::: Material for this task :::
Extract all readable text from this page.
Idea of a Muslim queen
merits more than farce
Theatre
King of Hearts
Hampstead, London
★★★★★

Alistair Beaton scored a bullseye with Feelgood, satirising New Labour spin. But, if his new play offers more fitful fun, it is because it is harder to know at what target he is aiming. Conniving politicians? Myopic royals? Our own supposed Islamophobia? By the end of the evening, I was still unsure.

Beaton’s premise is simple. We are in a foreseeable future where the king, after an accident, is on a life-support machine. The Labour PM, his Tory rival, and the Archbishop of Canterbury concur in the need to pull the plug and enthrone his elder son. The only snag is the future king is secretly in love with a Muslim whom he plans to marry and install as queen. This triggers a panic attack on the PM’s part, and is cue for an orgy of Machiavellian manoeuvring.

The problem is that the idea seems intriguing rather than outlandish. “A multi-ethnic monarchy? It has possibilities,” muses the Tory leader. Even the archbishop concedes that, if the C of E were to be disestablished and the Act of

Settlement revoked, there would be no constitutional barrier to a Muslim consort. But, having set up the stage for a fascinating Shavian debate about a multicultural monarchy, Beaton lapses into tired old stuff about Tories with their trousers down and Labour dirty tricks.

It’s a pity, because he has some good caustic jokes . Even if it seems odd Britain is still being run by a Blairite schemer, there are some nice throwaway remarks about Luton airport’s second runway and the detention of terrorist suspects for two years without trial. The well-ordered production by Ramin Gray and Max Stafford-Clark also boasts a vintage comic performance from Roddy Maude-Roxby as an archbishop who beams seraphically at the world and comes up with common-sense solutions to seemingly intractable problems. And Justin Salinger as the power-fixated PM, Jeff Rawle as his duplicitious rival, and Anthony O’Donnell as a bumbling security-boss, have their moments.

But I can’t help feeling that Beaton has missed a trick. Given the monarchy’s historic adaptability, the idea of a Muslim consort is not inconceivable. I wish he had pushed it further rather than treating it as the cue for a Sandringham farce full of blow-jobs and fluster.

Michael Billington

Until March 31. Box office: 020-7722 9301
:::
**What you will do**:
Each record above must be given again exactly.

**Exercise result**:
Extract all readable text from this page.
Idea of a Muslim queen
merits more than farce
Theatre
King of Hearts
Hampstead, London
★★★★★

Alistair Beaton scored a bullseye with Feelgood, satirising New Labour spin. But, if his new play offers more fitful fun, it is because it is harder to know at what target he is aiming. Conniving politicians? Myopic royals? Our own supposed Islamophobia? By the end of the evening, I was still unsure.

Beaton’s premise is simple. We are in a foreseeable future where the king, after an accident, is on a life-support machine. The Labour PM, his Tory rival, and the Archbishop of Canterbury concur in the need to pull the plug and enthrone his elder son. The only snag is the future king is secretly in love with a Muslim whom he plans to marry and install as queen. This triggers a panic attack on the PM’s part, and is cue for an orgy of Machiavellian manoeuvring.

The problem is that the idea seems intriguing rather than outlandish. “A multi-ethnic monarchy? It has possibilities,” muses the Tory leader. Even the archbishop concedes that, if the C of E were to be disestablished and the Act of

Settlement revoked, there would be no constitutional barrier to a Muslim consort. But, having set up the stage for a fascinating Shavian debate about a multicultural monarchy, Beaton lapses into tired old stuff about Tories with their trousers down and Labour dirty tricks.

It’s a pity, because he has some good caustic jokes . Even if it seems odd Britain is still being run by a Blairite schemer, there are some nice throwaway remarks about Luton airport’s second runway and the detention of terrorist suspects for two years without trial. The well-ordered production by Ramin Gray and Max Stafford-Clark also boasts a vintage comic performance from Roddy Maude-Roxby as an archbishop who beams seraphically at the world and comes up with common-sense solutions to seemingly intractable problems. And Justin Salinger as the power-fixated PM, Jeff Rawle as his duplicitious rival, and Anthony O’Donnell as a bumbling security-boss, have their moments.

But I can’t help feeling that Beaton has missed a trick. Given the monarchy’s historic adaptability, the idea of a Muslim consort is not inconceivable. I wish he had pushed it further rather than treating it as the cue for a Sandringham farce full of blow-jobs and fluster.

Michael Billington

Until March 31. Box office: 020-7722 9301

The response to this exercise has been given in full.